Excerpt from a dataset
Begin
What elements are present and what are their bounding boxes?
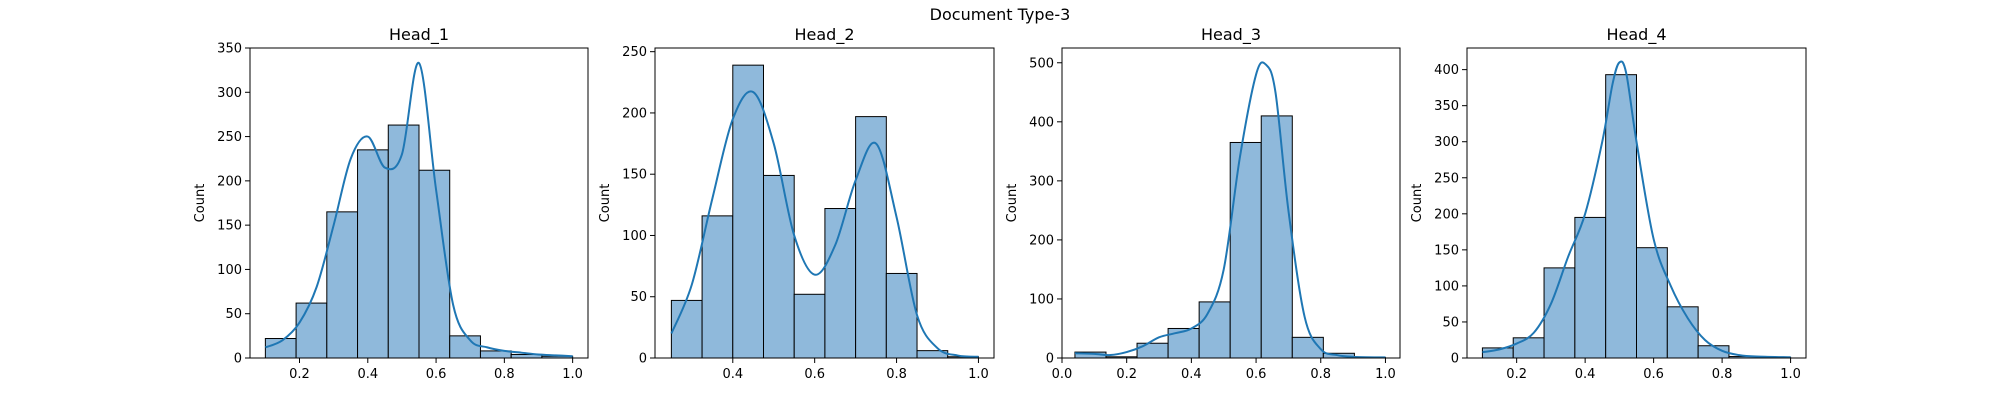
kde-line	[1074, 61, 1386, 359]
x-tick-label: 0.8	[1310, 367, 1331, 382]
y-tick-label: 150	[1434, 243, 1459, 258]
histogram-bar	[1198, 301, 1231, 359]
y-tick-label: 250	[1434, 171, 1459, 186]
histogram-bar	[1512, 337, 1545, 359]
y-tick-label: 200	[217, 174, 242, 189]
x-tick-label: 0.6	[426, 367, 447, 382]
y-tick-label: 200	[1434, 207, 1459, 222]
x-tick-label: 0.2	[1116, 367, 1137, 382]
chart-title: Head_1	[389, 25, 449, 45]
axes-frame	[249, 47, 589, 359]
chart-panel-3: 0.0 0.2 0.4 0.6 0.8 1.0 0 100 200 300 400 500 Head_3…	[1005, 25, 1401, 382]
x-tick-label: 0.8	[1712, 367, 1733, 382]
y-axis-label: Count	[598, 184, 613, 223]
y-tick-label: 400	[1029, 115, 1054, 130]
chart-panel-1: 0.2 0.4 0.6 0.8 1.0 0 50 100 150 200 250 300 350 Head…	[193, 25, 589, 382]
x-tick-label: 0.4	[1575, 367, 1596, 382]
histogram-bar	[1136, 342, 1169, 359]
y-tick-label: 500	[1029, 56, 1054, 71]
y-tick-label: 100	[622, 229, 647, 244]
y-tick-label: 250	[217, 130, 242, 145]
x-tick-label: 0.4	[1181, 367, 1202, 382]
histogram-bar	[1574, 216, 1607, 359]
y-tick-label: 50	[225, 307, 242, 322]
y-tick-label: 100	[1029, 292, 1054, 307]
y-tick-label: 300	[1434, 135, 1459, 150]
histogram-bar	[885, 272, 918, 359]
x-tick-label: 1.0	[968, 367, 989, 382]
y-axis-label: Count	[1005, 184, 1020, 223]
y-tick-label: 0	[234, 352, 242, 367]
kde-line	[1482, 60, 1791, 359]
y-tick-label: 300	[1029, 174, 1054, 189]
y-tick-label: 100	[1434, 279, 1459, 294]
x-tick-label: 0.0	[1052, 367, 1073, 382]
chart-panel-4: 0.2 0.4 0.6 0.8 1.0 0 50 100 150 200 250 300 350 400 H…	[1410, 25, 1807, 382]
y-tick-label: 50	[1442, 315, 1459, 330]
axes-frame	[1061, 47, 1401, 359]
chart-title: Head_2	[794, 25, 854, 45]
kde-line	[264, 62, 573, 358]
x-tick-label: 0.6	[1643, 367, 1664, 382]
y-tick-label: 350	[1434, 99, 1459, 114]
x-tick-label: 0.4	[722, 367, 743, 382]
y-tick-label: 150	[622, 168, 647, 183]
y-tick-label: 0	[1046, 352, 1054, 367]
x-tick-label: 0.4	[357, 367, 378, 382]
histogram-bar	[387, 124, 420, 359]
axes-frame	[654, 47, 995, 359]
kde-line	[670, 90, 979, 358]
histogram-bar	[357, 149, 389, 359]
histogram-bar	[793, 293, 826, 359]
chart-title: Head_3	[1201, 25, 1261, 45]
histogram-bar	[701, 215, 734, 359]
x-tick-label: 0.6	[804, 367, 825, 382]
x-tick-label: 0.8	[886, 367, 907, 382]
histogram-bar	[326, 211, 359, 359]
x-tick-label: 0.2	[289, 367, 310, 382]
histogram-bar	[1260, 115, 1293, 359]
axes-frame	[1466, 47, 1807, 359]
y-axis-label: Count	[193, 184, 208, 223]
histogram-bar	[449, 335, 481, 359]
histogram-bar	[418, 169, 451, 359]
chart-title: Head_4	[1606, 25, 1666, 45]
chart-panel-2: 0.4 0.6 0.8 1.0 0 50 100 150 200 250 Head_2 Count	[598, 25, 995, 382]
y-tick-label: 0	[1451, 352, 1459, 367]
histogram-bar	[1636, 247, 1668, 359]
y-tick-label: 50	[630, 290, 647, 305]
x-tick-label: 1.0	[1375, 367, 1396, 382]
histogram-bar	[1666, 306, 1699, 359]
x-tick-label: 1.0	[1780, 367, 1801, 382]
y-tick-label: 150	[217, 219, 242, 234]
y-tick-label: 0	[639, 352, 647, 367]
y-tick-label: 300	[217, 86, 242, 101]
y-tick-label: 200	[622, 106, 647, 121]
x-tick-label: 0.8	[494, 367, 515, 382]
histogram-bar	[762, 174, 795, 359]
histogram-bar	[1229, 141, 1262, 359]
x-tick-label: 0.6	[1246, 367, 1267, 382]
figure-suptitle: Document Type-3	[930, 5, 1071, 24]
y-tick-label: 400	[1434, 63, 1459, 78]
y-axis-label: Count	[1410, 184, 1425, 223]
x-tick-label: 1.0	[562, 367, 583, 382]
y-tick-label: 200	[1029, 233, 1054, 248]
histogram-bar	[732, 64, 764, 359]
histogram-bar	[670, 299, 703, 359]
chart-panels: 0.2 0.4 0.6 0.8 1.0 0 50 100 150 200 250 300 350 Head…	[193, 25, 1807, 382]
histogram-bar	[295, 302, 328, 359]
histogram-bar	[855, 116, 887, 359]
x-tick-label: 0.2	[1506, 367, 1527, 382]
y-tick-label: 350	[217, 42, 242, 57]
y-tick-label: 250	[622, 45, 647, 60]
y-tick-label: 100	[217, 263, 242, 278]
End
**DIRECTIONS FOR THIS TASK:** Rewrite the material above, changing each "kde-line" to "density-curve" and leaving everything else as it is. Omit the picture from your answer.

**IN RESPONSE:**
What elements are present and what are their bounding boxes?
density-curve	[1074, 61, 1386, 359]
x-tick-label: 0.8	[1310, 367, 1331, 382]
y-tick-label: 150	[1434, 243, 1459, 258]
histogram-bar	[1198, 301, 1231, 359]
y-tick-label: 250	[1434, 171, 1459, 186]
histogram-bar	[1512, 337, 1545, 359]
y-tick-label: 200	[217, 174, 242, 189]
x-tick-label: 0.6	[426, 367, 447, 382]
y-tick-label: 200	[1434, 207, 1459, 222]
x-tick-label: 0.2	[1116, 367, 1137, 382]
chart-title: Head_1	[389, 25, 449, 45]
axes-frame	[249, 47, 589, 359]
chart-panel-3: 0.0 0.2 0.4 0.6 0.8 1.0 0 100 200 300 400 500 Head_3…	[1005, 25, 1401, 382]
x-tick-label: 0.8	[1712, 367, 1733, 382]
y-axis-label: Count	[598, 184, 613, 223]
y-tick-label: 400	[1029, 115, 1054, 130]
chart-panel-1: 0.2 0.4 0.6 0.8 1.0 0 50 100 150 200 250 300 350 Head…	[193, 25, 589, 382]
x-tick-label: 0.4	[1575, 367, 1596, 382]
histogram-bar	[1136, 342, 1169, 359]
y-tick-label: 500	[1029, 56, 1054, 71]
y-tick-label: 100	[622, 229, 647, 244]
y-tick-label: 250	[217, 130, 242, 145]
x-tick-label: 0.4	[1181, 367, 1202, 382]
histogram-bar	[1574, 216, 1607, 359]
y-tick-label: 50	[225, 307, 242, 322]
y-tick-label: 100	[1029, 292, 1054, 307]
y-tick-label: 300	[1434, 135, 1459, 150]
histogram-bar	[885, 272, 918, 359]
x-tick-label: 1.0	[968, 367, 989, 382]
y-axis-label: Count	[1005, 184, 1020, 223]
y-tick-label: 0	[234, 352, 242, 367]
density-curve	[1482, 60, 1791, 359]
y-tick-label: 300	[1029, 174, 1054, 189]
y-tick-label: 100	[1434, 279, 1459, 294]
x-tick-label: 0.0	[1052, 367, 1073, 382]
chart-panel-4: 0.2 0.4 0.6 0.8 1.0 0 50 100 150 200 250 300 350 400 H…	[1410, 25, 1807, 382]
y-tick-label: 50	[1442, 315, 1459, 330]
axes-frame	[1061, 47, 1401, 359]
chart-title: Head_2	[794, 25, 854, 45]
density-curve	[264, 62, 573, 358]
x-tick-label: 0.6	[1643, 367, 1664, 382]
y-tick-label: 350	[1434, 99, 1459, 114]
x-tick-label: 0.4	[722, 367, 743, 382]
y-tick-label: 150	[622, 168, 647, 183]
y-tick-label: 0	[1046, 352, 1054, 367]
x-tick-label: 0.4	[357, 367, 378, 382]
histogram-bar	[387, 124, 420, 359]
axes-frame	[654, 47, 995, 359]
density-curve	[670, 90, 979, 358]
histogram-bar	[357, 149, 389, 359]
histogram-bar	[793, 293, 826, 359]
chart-title: Head_3	[1201, 25, 1261, 45]
histogram-bar	[701, 215, 734, 359]
x-tick-label: 0.6	[804, 367, 825, 382]
x-tick-label: 0.8	[886, 367, 907, 382]
histogram-bar	[326, 211, 359, 359]
x-tick-label: 0.2	[289, 367, 310, 382]
histogram-bar	[1260, 115, 1293, 359]
axes-frame	[1466, 47, 1807, 359]
y-axis-label: Count	[193, 184, 208, 223]
histogram-bar	[449, 335, 481, 359]
histogram-bar	[418, 169, 451, 359]
chart-title: Head_4	[1606, 25, 1666, 45]
chart-panel-2: 0.4 0.6 0.8 1.0 0 50 100 150 200 250 Head_2 Count	[598, 25, 995, 382]
y-tick-label: 0	[1451, 352, 1459, 367]
histogram-bar	[1636, 247, 1668, 359]
y-tick-label: 50	[630, 290, 647, 305]
x-tick-label: 1.0	[1375, 367, 1396, 382]
histogram-bar	[1666, 306, 1699, 359]
x-tick-label: 1.0	[1780, 367, 1801, 382]
y-tick-label: 150	[217, 219, 242, 234]
y-tick-label: 0	[639, 352, 647, 367]
y-tick-label: 300	[217, 86, 242, 101]
y-tick-label: 200	[622, 106, 647, 121]
x-tick-label: 0.8	[494, 367, 515, 382]
histogram-bar	[762, 174, 795, 359]
histogram-bar	[1229, 141, 1262, 359]
x-tick-label: 0.6	[1246, 367, 1267, 382]
figure-suptitle: Document Type-3	[930, 5, 1071, 24]
y-tick-label: 400	[1434, 63, 1459, 78]
y-axis-label: Count	[1410, 184, 1425, 223]
x-tick-label: 1.0	[562, 367, 583, 382]
y-tick-label: 200	[1029, 233, 1054, 248]
histogram-bar	[732, 64, 764, 359]
histogram-bar	[670, 299, 703, 359]
chart-panels: 0.2 0.4 0.6 0.8 1.0 0 50 100 150 200 250 300 350 Head…	[193, 25, 1807, 382]
histogram-bar	[295, 302, 328, 359]
histogram-bar	[855, 116, 887, 359]
x-tick-label: 0.2	[1506, 367, 1527, 382]
y-tick-label: 350	[217, 42, 242, 57]
y-tick-label: 250	[622, 45, 647, 60]
y-tick-label: 100	[217, 263, 242, 278]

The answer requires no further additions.